All entries are to be given again verbatim.

Start RAW RECORDS

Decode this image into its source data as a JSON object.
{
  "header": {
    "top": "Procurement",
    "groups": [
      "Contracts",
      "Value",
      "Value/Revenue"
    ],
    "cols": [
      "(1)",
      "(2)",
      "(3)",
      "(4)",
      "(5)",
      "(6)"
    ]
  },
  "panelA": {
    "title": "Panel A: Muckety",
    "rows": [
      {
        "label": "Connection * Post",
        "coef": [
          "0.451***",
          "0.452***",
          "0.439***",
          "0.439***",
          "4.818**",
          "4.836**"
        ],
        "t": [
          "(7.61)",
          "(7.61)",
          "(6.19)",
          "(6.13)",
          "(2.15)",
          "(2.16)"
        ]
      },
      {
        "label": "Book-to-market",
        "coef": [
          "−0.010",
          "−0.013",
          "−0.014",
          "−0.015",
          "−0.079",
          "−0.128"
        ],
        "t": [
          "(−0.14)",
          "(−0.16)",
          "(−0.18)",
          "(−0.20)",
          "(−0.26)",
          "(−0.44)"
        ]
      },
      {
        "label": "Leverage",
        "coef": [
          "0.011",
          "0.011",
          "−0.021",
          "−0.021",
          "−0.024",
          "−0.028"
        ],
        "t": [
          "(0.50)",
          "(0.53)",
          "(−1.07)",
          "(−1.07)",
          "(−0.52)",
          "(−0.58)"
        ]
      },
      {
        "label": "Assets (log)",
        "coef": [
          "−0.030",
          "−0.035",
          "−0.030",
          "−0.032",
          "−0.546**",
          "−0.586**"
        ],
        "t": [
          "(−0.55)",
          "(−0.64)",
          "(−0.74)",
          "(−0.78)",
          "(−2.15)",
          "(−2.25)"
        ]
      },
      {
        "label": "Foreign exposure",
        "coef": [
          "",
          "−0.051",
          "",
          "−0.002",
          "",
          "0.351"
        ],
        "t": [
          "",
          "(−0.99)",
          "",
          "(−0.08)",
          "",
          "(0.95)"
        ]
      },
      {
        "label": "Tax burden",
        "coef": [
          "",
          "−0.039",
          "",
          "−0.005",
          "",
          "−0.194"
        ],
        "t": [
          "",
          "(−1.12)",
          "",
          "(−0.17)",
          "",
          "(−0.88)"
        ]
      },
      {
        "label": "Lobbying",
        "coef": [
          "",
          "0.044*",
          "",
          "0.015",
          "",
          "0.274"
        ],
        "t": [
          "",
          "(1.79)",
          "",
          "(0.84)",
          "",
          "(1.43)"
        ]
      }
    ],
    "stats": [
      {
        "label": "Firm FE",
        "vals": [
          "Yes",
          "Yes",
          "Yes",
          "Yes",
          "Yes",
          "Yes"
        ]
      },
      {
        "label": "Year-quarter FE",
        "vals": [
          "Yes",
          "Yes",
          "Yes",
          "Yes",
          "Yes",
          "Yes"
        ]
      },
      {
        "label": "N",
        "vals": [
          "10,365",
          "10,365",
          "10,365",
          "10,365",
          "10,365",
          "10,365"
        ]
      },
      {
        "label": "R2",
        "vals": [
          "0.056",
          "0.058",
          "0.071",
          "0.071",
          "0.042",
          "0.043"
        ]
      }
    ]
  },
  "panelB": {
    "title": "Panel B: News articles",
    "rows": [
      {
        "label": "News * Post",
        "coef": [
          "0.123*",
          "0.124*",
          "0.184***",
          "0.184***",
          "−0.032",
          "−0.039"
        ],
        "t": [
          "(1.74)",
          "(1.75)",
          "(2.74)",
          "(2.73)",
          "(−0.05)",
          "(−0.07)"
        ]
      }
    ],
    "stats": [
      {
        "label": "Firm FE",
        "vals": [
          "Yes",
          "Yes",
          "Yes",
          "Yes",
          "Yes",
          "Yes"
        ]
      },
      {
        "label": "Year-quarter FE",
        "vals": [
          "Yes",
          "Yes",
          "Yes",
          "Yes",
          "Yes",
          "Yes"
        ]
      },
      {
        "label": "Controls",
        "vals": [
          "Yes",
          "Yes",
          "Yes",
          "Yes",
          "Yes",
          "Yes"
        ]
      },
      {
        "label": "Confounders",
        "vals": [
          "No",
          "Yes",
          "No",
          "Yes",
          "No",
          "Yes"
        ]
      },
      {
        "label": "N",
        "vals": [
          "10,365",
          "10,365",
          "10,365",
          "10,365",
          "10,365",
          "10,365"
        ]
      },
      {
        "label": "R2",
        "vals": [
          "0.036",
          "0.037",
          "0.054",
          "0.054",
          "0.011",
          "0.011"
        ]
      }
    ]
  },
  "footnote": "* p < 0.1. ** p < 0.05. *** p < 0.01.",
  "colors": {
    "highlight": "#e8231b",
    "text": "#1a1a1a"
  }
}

End RAW RECORDS

IN RESPONSE:
Decode this image into its source data as a JSON object.
{
  "header": {
    "top": "Procurement",
    "groups": [
      "Contracts",
      "Value",
      "Value/Revenue"
    ],
    "cols": [
      "(1)",
      "(2)",
      "(3)",
      "(4)",
      "(5)",
      "(6)"
    ]
  },
  "panelA": {
    "title": "Panel A: Muckety",
    "rows": [
      {
        "label": "Connection * Post",
        "coef": [
          "0.451***",
          "0.452***",
          "0.439***",
          "0.439***",
          "4.818**",
          "4.836**"
        ],
        "t": [
          "(7.61)",
          "(7.61)",
          "(6.19)",
          "(6.13)",
          "(2.15)",
          "(2.16)"
        ]
      },
      {
        "label": "Book-to-market",
        "coef": [
          "−0.010",
          "−0.013",
          "−0.014",
          "−0.015",
          "−0.079",
          "−0.128"
        ],
        "t": [
          "(−0.14)",
          "(−0.16)",
          "(−0.18)",
          "(−0.20)",
          "(−0.26)",
          "(−0.44)"
        ]
      },
      {
        "label": "Leverage",
        "coef": [
          "0.011",
          "0.011",
          "−0.021",
          "−0.021",
          "−0.024",
          "−0.028"
        ],
        "t": [
          "(0.50)",
          "(0.53)",
          "(−1.07)",
          "(−1.07)",
          "(−0.52)",
          "(−0.58)"
        ]
      },
      {
        "label": "Assets (log)",
        "coef": [
          "−0.030",
          "−0.035",
          "−0.030",
          "−0.032",
          "−0.546**",
          "−0.586**"
        ],
        "t": [
          "(−0.55)",
          "(−0.64)",
          "(−0.74)",
          "(−0.78)",
          "(−2.15)",
          "(−2.25)"
        ]
      },
      {
        "label": "Foreign exposure",
        "coef": [
          "",
          "−0.051",
          "",
          "−0.002",
          "",
          "0.351"
        ],
        "t": [
          "",
          "(−0.99)",
          "",
          "(−0.08)",
          "",
          "(0.95)"
        ]
      },
      {
        "label": "Tax burden",
        "coef": [
          "",
          "−0.039",
          "",
          "−0.005",
          "",
          "−0.194"
        ],
        "t": [
          "",
          "(−1.12)",
          "",
          "(−0.17)",
          "",
          "(−0.88)"
        ]
      },
      {
        "label": "Lobbying",
        "coef": [
          "",
          "0.044*",
          "",
          "0.015",
          "",
          "0.274"
        ],
        "t": [
          "",
          "(1.79)",
          "",
          "(0.84)",
          "",
          "(1.43)"
        ]
      }
    ],
    "stats": [
      {
        "label": "Firm FE",
        "vals": [
          "Yes",
          "Yes",
          "Yes",
          "Yes",
          "Yes",
          "Yes"
        ]
      },
      {
        "label": "Year-quarter FE",
        "vals": [
          "Yes",
          "Yes",
          "Yes",
          "Yes",
          "Yes",
          "Yes"
        ]
      },
      {
        "label": "N",
        "vals": [
          "10,365",
          "10,365",
          "10,365",
          "10,365",
          "10,365",
          "10,365"
        ]
      },
      {
        "label": "R2",
        "vals": [
          "0.056",
          "0.058",
          "0.071",
          "0.071",
          "0.042",
          "0.043"
        ]
      }
    ]
  },
  "panelB": {
    "title": "Panel B: News articles",
    "rows": [
      {
        "label": "News * Post",
        "coef": [
          "0.123*",
          "0.124*",
          "0.184***",
          "0.184***",
          "−0.032",
          "−0.039"
        ],
        "t": [
          "(1.74)",
          "(1.75)",
          "(2.74)",
          "(2.73)",
          "(−0.05)",
          "(−0.07)"
        ]
      }
    ],
    "stats": [
      {
        "label": "Firm FE",
        "vals": [
          "Yes",
          "Yes",
          "Yes",
          "Yes",
          "Yes",
          "Yes"
        ]
      },
      {
        "label": "Year-quarter FE",
        "vals": [
          "Yes",
          "Yes",
          "Yes",
          "Yes",
          "Yes",
          "Yes"
        ]
      },
      {
        "label": "Controls",
        "vals": [
          "Yes",
          "Yes",
          "Yes",
          "Yes",
          "Yes",
          "Yes"
        ]
      },
      {
        "label": "Confounders",
        "vals": [
          "No",
          "Yes",
          "No",
          "Yes",
          "No",
          "Yes"
        ]
      },
      {
        "label": "N",
        "vals": [
          "10,365",
          "10,365",
          "10,365",
          "10,365",
          "10,365",
          "10,365"
        ]
      },
      {
        "label": "R2",
        "vals": [
          "0.036",
          "0.037",
          "0.054",
          "0.054",
          "0.011",
          "0.011"
        ]
      }
    ]
  },
  "footnote": "* p < 0.1. ** p < 0.05. *** p < 0.01.",
  "colors": {
    "highlight": "#e8231b",
    "text": "#1a1a1a"
  }
}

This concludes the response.